> Written task
Copy out each line of the data that holds the word "SECONDS".

--- Start Records for this task ---

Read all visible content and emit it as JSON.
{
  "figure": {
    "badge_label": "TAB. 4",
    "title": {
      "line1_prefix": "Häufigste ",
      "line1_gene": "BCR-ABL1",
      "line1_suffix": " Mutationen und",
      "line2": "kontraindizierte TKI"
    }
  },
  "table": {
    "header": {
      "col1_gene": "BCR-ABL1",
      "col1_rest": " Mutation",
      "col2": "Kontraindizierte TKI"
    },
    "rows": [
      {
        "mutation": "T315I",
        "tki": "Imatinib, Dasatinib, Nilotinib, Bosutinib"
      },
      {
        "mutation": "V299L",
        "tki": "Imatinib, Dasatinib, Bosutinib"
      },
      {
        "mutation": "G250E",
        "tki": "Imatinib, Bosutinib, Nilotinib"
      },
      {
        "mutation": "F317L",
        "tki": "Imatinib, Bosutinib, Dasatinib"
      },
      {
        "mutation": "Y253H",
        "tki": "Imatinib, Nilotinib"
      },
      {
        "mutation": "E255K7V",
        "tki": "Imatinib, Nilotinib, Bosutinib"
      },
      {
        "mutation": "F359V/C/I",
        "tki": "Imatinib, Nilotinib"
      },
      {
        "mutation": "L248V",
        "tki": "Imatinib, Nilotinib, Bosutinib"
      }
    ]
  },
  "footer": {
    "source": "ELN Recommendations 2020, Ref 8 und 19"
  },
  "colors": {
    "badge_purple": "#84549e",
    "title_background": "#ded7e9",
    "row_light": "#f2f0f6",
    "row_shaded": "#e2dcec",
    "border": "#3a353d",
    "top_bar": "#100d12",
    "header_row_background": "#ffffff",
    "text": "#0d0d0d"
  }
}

--- End Records for this task ---
--- Start Records for this task ---

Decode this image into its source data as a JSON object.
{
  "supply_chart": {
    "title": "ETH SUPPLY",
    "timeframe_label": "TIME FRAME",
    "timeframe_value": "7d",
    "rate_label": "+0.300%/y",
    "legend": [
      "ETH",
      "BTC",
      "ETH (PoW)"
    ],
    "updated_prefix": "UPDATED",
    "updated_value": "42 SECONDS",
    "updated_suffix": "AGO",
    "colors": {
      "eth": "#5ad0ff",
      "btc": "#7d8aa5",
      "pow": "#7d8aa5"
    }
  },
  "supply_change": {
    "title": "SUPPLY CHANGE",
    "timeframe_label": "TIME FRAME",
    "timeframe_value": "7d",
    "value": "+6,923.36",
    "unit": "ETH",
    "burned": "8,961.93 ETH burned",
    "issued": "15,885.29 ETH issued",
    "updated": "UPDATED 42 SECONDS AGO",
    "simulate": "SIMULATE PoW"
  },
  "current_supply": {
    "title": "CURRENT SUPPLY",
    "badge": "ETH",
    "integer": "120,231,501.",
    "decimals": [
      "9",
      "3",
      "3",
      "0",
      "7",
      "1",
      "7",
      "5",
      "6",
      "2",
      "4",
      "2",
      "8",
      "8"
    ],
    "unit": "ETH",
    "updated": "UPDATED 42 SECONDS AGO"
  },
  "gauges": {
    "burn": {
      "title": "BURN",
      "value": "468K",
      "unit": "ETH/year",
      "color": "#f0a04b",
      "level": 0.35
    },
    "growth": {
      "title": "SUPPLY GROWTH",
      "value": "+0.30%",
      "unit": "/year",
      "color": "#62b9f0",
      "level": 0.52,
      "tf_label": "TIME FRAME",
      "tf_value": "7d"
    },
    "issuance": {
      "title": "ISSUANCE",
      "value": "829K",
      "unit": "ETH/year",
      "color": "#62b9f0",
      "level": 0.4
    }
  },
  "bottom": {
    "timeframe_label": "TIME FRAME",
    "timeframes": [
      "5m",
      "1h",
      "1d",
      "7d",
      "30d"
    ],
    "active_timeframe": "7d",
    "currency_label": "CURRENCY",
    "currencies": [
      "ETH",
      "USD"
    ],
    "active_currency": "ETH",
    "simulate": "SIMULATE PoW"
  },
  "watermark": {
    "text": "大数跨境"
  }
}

--- End Records for this task ---

> Answer to this exercise
    "updated_value": "42 SECONDS",
    "updated": "UPDATED 42 SECONDS AGO",
    "updated": "UPDATED 42 SECONDS AGO"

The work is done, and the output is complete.